Er nutzt seine Position, um klassischen antisemitischen Quatsch aufzuwärmen, wie z.B. den, die israelischen Regierungen hätten in Zusammenarbeit mit der europäischen und amerikanischen Rechten „den Ausbau Erneuerbarer Energien blockiert“. Am Ende ist doch der Jud‘ an allem schuld. Das sei keine „zionistische Weltverschwörung“, raunt er präventiv, wissend oder ahnend, dass er im Begriff ist, in genau diese Kiste zu greifen. Aber die Versuchung, im Kostüm eines Antisemitismusbeauftragten lupenreinen Antisemitismus zu verbreiten, ist zu groß, als dass er ihr widerstehen könnte. Das ist kein unbekanntes Phänomen, es gibt Feuerwehrmänner, die gerne ab und zu ein Feuer legen, um sich anschließend als Feuerlöscher zu profilieren. Das hat inzwischen sogar ein Hamburger Landgericht erkannt und ein bemerkenswertes Urteil gefällt: „Antisemitismusbeauftragter darf weiter als ‚antisemitisch‘ bezeichnet werden“.

□ □ □ □ □

_AUFGABEN ZUM BEARBEITEN_
a - Welches Urteil hat das Hamburger Landgericht laut dem Text über den Antisemitismusbeauftragten gefällt?
b - Führe den Text über den Antisemitismusbeauftragten im Anschluss an seinen letzten Satz fort.
Die Zeilen spielen hierfür keine Rolle.

□ □ □ □ □

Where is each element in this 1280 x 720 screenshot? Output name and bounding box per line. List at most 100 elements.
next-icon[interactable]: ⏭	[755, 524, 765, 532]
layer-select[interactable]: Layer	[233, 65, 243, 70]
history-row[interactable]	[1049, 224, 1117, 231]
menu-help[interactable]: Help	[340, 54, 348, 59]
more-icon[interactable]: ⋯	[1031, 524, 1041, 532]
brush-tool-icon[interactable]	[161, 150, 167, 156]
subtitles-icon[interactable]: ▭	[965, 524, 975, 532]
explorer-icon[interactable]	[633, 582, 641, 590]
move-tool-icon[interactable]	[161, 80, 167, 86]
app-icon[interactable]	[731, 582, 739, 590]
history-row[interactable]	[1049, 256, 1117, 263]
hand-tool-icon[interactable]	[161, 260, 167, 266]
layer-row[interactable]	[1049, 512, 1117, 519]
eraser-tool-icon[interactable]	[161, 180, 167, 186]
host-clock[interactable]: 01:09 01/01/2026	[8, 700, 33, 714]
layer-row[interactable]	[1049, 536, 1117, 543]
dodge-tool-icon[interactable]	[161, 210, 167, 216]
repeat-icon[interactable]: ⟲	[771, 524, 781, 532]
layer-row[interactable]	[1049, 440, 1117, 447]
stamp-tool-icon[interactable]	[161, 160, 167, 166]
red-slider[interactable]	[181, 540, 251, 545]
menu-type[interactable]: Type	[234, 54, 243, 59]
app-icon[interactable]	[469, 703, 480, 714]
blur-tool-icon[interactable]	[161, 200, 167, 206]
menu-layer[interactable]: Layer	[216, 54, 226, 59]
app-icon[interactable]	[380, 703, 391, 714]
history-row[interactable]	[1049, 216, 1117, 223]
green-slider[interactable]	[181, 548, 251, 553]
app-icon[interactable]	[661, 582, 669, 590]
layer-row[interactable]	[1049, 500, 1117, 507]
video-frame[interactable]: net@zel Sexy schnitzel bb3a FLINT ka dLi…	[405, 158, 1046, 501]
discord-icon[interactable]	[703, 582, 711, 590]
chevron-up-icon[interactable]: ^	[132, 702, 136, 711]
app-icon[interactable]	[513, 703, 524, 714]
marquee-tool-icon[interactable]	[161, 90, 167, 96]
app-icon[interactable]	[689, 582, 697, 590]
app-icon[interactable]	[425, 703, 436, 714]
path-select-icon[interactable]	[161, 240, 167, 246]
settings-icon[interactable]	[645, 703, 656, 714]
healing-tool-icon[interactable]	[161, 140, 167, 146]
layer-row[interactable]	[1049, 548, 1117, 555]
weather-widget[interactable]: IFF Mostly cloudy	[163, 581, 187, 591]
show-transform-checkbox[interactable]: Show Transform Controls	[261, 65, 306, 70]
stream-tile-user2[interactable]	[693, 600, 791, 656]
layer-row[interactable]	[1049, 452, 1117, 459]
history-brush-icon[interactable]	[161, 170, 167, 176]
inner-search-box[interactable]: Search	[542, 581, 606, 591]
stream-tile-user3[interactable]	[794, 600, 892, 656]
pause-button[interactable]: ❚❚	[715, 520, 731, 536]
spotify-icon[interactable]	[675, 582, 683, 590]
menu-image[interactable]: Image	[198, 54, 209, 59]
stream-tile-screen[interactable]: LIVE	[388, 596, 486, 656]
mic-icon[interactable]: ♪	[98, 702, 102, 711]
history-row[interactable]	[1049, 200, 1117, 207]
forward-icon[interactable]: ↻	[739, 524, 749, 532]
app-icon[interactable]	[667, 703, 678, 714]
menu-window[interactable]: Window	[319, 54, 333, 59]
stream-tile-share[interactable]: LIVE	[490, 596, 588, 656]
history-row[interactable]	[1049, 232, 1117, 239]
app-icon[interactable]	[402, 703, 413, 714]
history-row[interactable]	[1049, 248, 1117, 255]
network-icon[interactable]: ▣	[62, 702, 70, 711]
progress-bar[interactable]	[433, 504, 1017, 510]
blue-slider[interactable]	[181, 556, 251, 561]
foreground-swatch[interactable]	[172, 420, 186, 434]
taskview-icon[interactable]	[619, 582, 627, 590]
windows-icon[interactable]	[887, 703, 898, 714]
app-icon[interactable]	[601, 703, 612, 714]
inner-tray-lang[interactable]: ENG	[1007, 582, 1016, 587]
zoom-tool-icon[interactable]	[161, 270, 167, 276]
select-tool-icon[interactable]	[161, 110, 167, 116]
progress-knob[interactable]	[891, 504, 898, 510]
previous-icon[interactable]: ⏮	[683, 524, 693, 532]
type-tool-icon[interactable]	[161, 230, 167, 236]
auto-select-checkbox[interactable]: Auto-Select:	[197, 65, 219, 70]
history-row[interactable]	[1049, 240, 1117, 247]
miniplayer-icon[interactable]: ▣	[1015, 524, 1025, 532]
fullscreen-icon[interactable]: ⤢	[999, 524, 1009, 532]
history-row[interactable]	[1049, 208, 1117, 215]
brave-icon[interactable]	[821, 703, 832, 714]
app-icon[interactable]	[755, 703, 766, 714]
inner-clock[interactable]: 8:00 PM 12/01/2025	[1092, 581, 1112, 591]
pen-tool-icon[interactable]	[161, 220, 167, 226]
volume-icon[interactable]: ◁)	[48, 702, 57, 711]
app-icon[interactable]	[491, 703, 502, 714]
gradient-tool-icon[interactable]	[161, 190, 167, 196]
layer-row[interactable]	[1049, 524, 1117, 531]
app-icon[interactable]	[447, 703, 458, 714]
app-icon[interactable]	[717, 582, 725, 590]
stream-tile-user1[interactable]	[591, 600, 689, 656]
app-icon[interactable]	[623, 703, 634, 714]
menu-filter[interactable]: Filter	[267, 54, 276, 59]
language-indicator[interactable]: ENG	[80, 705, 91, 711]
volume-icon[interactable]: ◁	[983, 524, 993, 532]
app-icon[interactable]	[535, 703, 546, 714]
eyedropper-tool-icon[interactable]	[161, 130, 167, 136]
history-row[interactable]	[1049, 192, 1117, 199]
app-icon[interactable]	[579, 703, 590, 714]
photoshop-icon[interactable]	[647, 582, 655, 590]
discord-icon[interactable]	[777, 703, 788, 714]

□ □ □ □ □

_LÖSUNGEN_
a - Der Antisemitismusbeauftragte darf weiter als „antisemitisch“ bezeichnet werden.

b -
Und hier noch ein Bericht des SWR über die Zunahme antisemitischer Vorfälle im Beritt des Antisemitismus-Beauftragten von BW. Interessant ist vor allem dieser Absatz: „Der größte Teil der Taten ist nach diesen Angaben weiterhin rechtsmotiviert – mit deutlich steigender Tendenz. Von den 184 Delikten im ersten Dreivierteljahr dieses Jahres werden 135 diesem Bereich zugerechnet, in den ersten drei Quartalen des Vorjahres waren es 109 Fälle.“ Von 184 antisemitisch gelesenen Delikten wurden 135, also zwei Drittel, dem rechten Spektrum „zugerechnet“, ohne jeden empirischen Beleg. Das ist, als würde man zwei von drei Bürgern von BW dem Analphabeten-Milieu „zurechnen“, weil sie alles können, außer Hochdeutsch.